* [WHAT THE TASK ASKS]:
Omit the images. Copy each entry word for word.
◇ ◇ ◇ ◇ ◇
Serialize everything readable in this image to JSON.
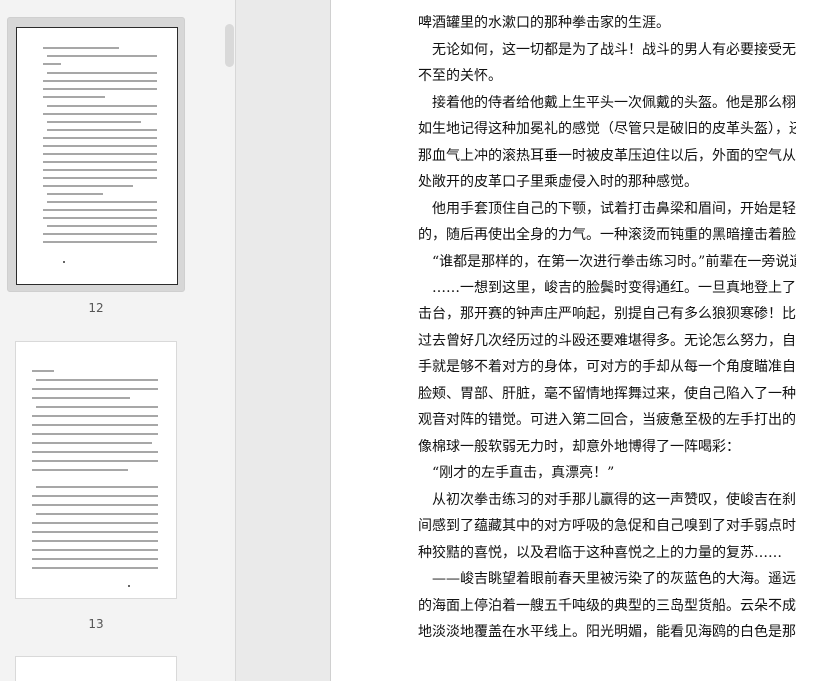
{
  "thumbnails": [
    {
      "label": "12",
      "selected": true
    },
    {
      "label": "13",
      "selected": false
    }
  ],
  "document": {
    "lines": [
      "啤酒罐里的水漱口的那种拳击家的生涯。",
      "　无论如何，这一切都是为了战斗！战斗的男人有必要接受无微",
      "不至的关怀。",
      "　接着他的侍者给他戴上生平头一次佩戴的头盔。他是那么栩栩",
      "如生地记得这种加冕礼的感觉（尽管只是破旧的皮革头盔），还有当",
      "那血气上冲的滚热耳垂一时被皮革压迫住以后，外面的空气从耳朵",
      "处敞开的皮革口子里乘虚侵入时的那种感觉。",
      "　他用手套顶住自己的下颚，试着打击鼻梁和眉间，开始是轻轻",
      "的，随后再使出全身的力气。一种滚烫而钝重的黑暗撞击着脸颊。",
      "　“谁都是那样的，在第一次进行拳击练习时。”前辈在一旁说道。",
      "　……一想到这里，峻吉的脸鬓时变得通红。一旦真地登上了拳",
      "击台，那开赛的钟声庄严响起，别提自己有多么狼狈寒碜！比自己",
      "过去曾好几次经历过的斗殴还要难堪得多。无论怎么努力，自己的",
      "手就是够不着对方的身体，可对方的手却从每一个角度瞄准自己的",
      "脸颊、胃部、肝脏，毫不留情地挥舞过来，使自己陷入了一种与千手",
      "观音对阵的错觉。可进入第二回合，当疲惫至极的左手打出的直击",
      "像棉球一般软弱无力时，却意外地博得了一阵喝彩：",
      "　“刚才的左手直击，真漂亮！”",
      "　从初次拳击练习的对手那儿赢得的这一声赞叹，使峻吉在刹那",
      "间感到了蕴藏其中的对方呼吸的急促和自己嗅到了对手弱点时的那",
      "种狡黠的喜悦，以及君临于这种喜悦之上的力量的复苏……",
      "　——峻吉眺望着眼前春天里被污染了的灰蓝色的大海。遥远",
      "的海面上停泊着一艘五千吨级的典型的三岛型货船。云朵不成形",
      "地淡淡地覆盖在水平线上。阳光明媚，能看见海鸥的白色是那么"
    ]
  }
}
◇ ◇ ◇ ◇ ◇
* [SOLUTION TO THE PROBLEM]:
Serialize everything readable in this image to JSON.
{
  "thumbnails": [
    {
      "label": "12",
      "selected": true
    },
    {
      "label": "13",
      "selected": false
    }
  ],
  "document": {
    "lines": [
      "啤酒罐里的水漱口的那种拳击家的生涯。",
      "　无论如何，这一切都是为了战斗！战斗的男人有必要接受无微",
      "不至的关怀。",
      "　接着他的侍者给他戴上生平头一次佩戴的头盔。他是那么栩栩",
      "如生地记得这种加冕礼的感觉（尽管只是破旧的皮革头盔），还有当",
      "那血气上冲的滚热耳垂一时被皮革压迫住以后，外面的空气从耳朵",
      "处敞开的皮革口子里乘虚侵入时的那种感觉。",
      "　他用手套顶住自己的下颚，试着打击鼻梁和眉间，开始是轻轻",
      "的，随后再使出全身的力气。一种滚烫而钝重的黑暗撞击着脸颊。",
      "　“谁都是那样的，在第一次进行拳击练习时。”前辈在一旁说道。",
      "　……一想到这里，峻吉的脸鬓时变得通红。一旦真地登上了拳",
      "击台，那开赛的钟声庄严响起，别提自己有多么狼狈寒碜！比自己",
      "过去曾好几次经历过的斗殴还要难堪得多。无论怎么努力，自己的",
      "手就是够不着对方的身体，可对方的手却从每一个角度瞄准自己的",
      "脸颊、胃部、肝脏，毫不留情地挥舞过来，使自己陷入了一种与千手",
      "观音对阵的错觉。可进入第二回合，当疲惫至极的左手打出的直击",
      "像棉球一般软弱无力时，却意外地博得了一阵喝彩：",
      "　“刚才的左手直击，真漂亮！”",
      "　从初次拳击练习的对手那儿赢得的这一声赞叹，使峻吉在刹那",
      "间感到了蕴藏其中的对方呼吸的急促和自己嗅到了对手弱点时的那",
      "种狡黠的喜悦，以及君临于这种喜悦之上的力量的复苏……",
      "　——峻吉眺望着眼前春天里被污染了的灰蓝色的大海。遥远",
      "的海面上停泊着一艘五千吨级的典型的三岛型货船。云朵不成形",
      "地淡淡地覆盖在水平线上。阳光明媚，能看见海鸥的白色是那么"
    ]
  }
}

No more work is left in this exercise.